TASK DETAILS: Below is the data. Give it again, complete and exact.

>> start

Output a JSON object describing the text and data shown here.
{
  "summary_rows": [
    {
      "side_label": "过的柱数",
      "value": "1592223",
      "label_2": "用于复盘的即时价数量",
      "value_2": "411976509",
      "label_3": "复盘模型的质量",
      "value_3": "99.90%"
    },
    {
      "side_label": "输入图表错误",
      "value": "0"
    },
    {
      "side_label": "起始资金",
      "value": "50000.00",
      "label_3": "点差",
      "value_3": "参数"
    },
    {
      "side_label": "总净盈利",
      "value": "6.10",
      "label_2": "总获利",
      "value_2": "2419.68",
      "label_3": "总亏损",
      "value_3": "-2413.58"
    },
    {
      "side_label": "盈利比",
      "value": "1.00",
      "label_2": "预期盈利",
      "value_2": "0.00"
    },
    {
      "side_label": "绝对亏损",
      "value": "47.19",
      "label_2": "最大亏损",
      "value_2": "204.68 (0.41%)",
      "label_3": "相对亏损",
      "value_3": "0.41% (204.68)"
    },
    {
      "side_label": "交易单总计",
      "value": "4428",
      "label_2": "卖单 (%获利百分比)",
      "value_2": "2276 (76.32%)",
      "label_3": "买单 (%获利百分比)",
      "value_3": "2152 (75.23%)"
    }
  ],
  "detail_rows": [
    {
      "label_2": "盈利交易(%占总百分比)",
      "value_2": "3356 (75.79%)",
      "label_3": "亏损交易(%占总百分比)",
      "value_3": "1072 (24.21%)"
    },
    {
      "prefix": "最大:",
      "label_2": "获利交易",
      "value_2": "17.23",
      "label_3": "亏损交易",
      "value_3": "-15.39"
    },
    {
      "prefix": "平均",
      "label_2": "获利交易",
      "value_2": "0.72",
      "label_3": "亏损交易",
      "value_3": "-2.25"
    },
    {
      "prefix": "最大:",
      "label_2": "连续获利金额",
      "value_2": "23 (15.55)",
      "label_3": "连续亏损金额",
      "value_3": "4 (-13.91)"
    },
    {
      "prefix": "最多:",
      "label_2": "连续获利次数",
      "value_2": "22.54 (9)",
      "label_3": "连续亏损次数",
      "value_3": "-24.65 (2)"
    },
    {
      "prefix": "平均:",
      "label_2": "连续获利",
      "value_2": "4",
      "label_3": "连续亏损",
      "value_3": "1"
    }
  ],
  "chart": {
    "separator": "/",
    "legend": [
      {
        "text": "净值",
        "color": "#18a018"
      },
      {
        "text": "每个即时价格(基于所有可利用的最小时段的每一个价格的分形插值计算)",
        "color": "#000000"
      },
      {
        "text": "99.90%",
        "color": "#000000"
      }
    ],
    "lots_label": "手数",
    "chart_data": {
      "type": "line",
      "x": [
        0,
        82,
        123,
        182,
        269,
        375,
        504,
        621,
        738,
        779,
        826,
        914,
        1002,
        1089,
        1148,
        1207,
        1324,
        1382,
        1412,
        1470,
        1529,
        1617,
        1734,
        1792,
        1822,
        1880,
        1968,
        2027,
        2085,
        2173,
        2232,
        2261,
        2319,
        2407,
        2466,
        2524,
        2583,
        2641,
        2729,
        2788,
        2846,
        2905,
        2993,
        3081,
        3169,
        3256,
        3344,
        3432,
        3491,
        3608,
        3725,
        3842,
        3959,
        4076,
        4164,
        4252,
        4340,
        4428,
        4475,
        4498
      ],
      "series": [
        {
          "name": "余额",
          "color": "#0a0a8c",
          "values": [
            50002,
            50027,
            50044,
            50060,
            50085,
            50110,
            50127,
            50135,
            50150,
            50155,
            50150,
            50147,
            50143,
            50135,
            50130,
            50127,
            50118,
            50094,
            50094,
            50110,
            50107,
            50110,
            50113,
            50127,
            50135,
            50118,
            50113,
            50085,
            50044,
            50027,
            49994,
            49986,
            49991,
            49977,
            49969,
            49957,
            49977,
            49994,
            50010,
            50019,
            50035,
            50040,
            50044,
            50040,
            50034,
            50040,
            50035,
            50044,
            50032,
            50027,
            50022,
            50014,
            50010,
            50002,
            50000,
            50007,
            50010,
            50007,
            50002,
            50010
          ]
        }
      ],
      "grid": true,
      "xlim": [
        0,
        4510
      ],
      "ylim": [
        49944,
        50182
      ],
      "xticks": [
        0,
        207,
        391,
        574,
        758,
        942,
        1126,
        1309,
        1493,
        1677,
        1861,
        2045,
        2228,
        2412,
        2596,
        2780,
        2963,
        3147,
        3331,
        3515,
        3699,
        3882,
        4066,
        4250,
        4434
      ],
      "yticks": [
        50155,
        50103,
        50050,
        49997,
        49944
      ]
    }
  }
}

>> end

EXERCISE SOLUTION:
Output a JSON object describing the text and data shown here.
{
  "summary_rows": [
    {
      "side_label": "过的柱数",
      "value": "1592223",
      "label_2": "用于复盘的即时价数量",
      "value_2": "411976509",
      "label_3": "复盘模型的质量",
      "value_3": "99.90%"
    },
    {
      "side_label": "输入图表错误",
      "value": "0"
    },
    {
      "side_label": "起始资金",
      "value": "50000.00",
      "label_3": "点差",
      "value_3": "参数"
    },
    {
      "side_label": "总净盈利",
      "value": "6.10",
      "label_2": "总获利",
      "value_2": "2419.68",
      "label_3": "总亏损",
      "value_3": "-2413.58"
    },
    {
      "side_label": "盈利比",
      "value": "1.00",
      "label_2": "预期盈利",
      "value_2": "0.00"
    },
    {
      "side_label": "绝对亏损",
      "value": "47.19",
      "label_2": "最大亏损",
      "value_2": "204.68 (0.41%)",
      "label_3": "相对亏损",
      "value_3": "0.41% (204.68)"
    },
    {
      "side_label": "交易单总计",
      "value": "4428",
      "label_2": "卖单 (%获利百分比)",
      "value_2": "2276 (76.32%)",
      "label_3": "买单 (%获利百分比)",
      "value_3": "2152 (75.23%)"
    }
  ],
  "detail_rows": [
    {
      "label_2": "盈利交易(%占总百分比)",
      "value_2": "3356 (75.79%)",
      "label_3": "亏损交易(%占总百分比)",
      "value_3": "1072 (24.21%)"
    },
    {
      "prefix": "最大:",
      "label_2": "获利交易",
      "value_2": "17.23",
      "label_3": "亏损交易",
      "value_3": "-15.39"
    },
    {
      "prefix": "平均",
      "label_2": "获利交易",
      "value_2": "0.72",
      "label_3": "亏损交易",
      "value_3": "-2.25"
    },
    {
      "prefix": "最大:",
      "label_2": "连续获利金额",
      "value_2": "23 (15.55)",
      "label_3": "连续亏损金额",
      "value_3": "4 (-13.91)"
    },
    {
      "prefix": "最多:",
      "label_2": "连续获利次数",
      "value_2": "22.54 (9)",
      "label_3": "连续亏损次数",
      "value_3": "-24.65 (2)"
    },
    {
      "prefix": "平均:",
      "label_2": "连续获利",
      "value_2": "4",
      "label_3": "连续亏损",
      "value_3": "1"
    }
  ],
  "chart": {
    "separator": "/",
    "legend": [
      {
        "text": "净值",
        "color": "#18a018"
      },
      {
        "text": "每个即时价格(基于所有可利用的最小时段的每一个价格的分形插值计算)",
        "color": "#000000"
      },
      {
        "text": "99.90%",
        "color": "#000000"
      }
    ],
    "lots_label": "手数",
    "chart_data": {
      "type": "line",
      "x": [
        0,
        82,
        123,
        182,
        269,
        375,
        504,
        621,
        738,
        779,
        826,
        914,
        1002,
        1089,
        1148,
        1207,
        1324,
        1382,
        1412,
        1470,
        1529,
        1617,
        1734,
        1792,
        1822,
        1880,
        1968,
        2027,
        2085,
        2173,
        2232,
        2261,
        2319,
        2407,
        2466,
        2524,
        2583,
        2641,
        2729,
        2788,
        2846,
        2905,
        2993,
        3081,
        3169,
        3256,
        3344,
        3432,
        3491,
        3608,
        3725,
        3842,
        3959,
        4076,
        4164,
        4252,
        4340,
        4428,
        4475,
        4498
      ],
      "series": [
        {
          "name": "余额",
          "color": "#0a0a8c",
          "values": [
            50002,
            50027,
            50044,
            50060,
            50085,
            50110,
            50127,
            50135,
            50150,
            50155,
            50150,
            50147,
            50143,
            50135,
            50130,
            50127,
            50118,
            50094,
            50094,
            50110,
            50107,
            50110,
            50113,
            50127,
            50135,
            50118,
            50113,
            50085,
            50044,
            50027,
            49994,
            49986,
            49991,
            49977,
            49969,
            49957,
            49977,
            49994,
            50010,
            50019,
            50035,
            50040,
            50044,
            50040,
            50034,
            50040,
            50035,
            50044,
            50032,
            50027,
            50022,
            50014,
            50010,
            50002,
            50000,
            50007,
            50010,
            50007,
            50002,
            50010
          ]
        }
      ],
      "grid": true,
      "xlim": [
        0,
        4510
      ],
      "ylim": [
        49944,
        50182
      ],
      "xticks": [
        0,
        207,
        391,
        574,
        758,
        942,
        1126,
        1309,
        1493,
        1677,
        1861,
        2045,
        2228,
        2412,
        2596,
        2780,
        2963,
        3147,
        3331,
        3515,
        3699,
        3882,
        4066,
        4250,
        4434
      ],
      "yticks": [
        50155,
        50103,
        50050,
        49997,
        49944
      ]
    }
  }
}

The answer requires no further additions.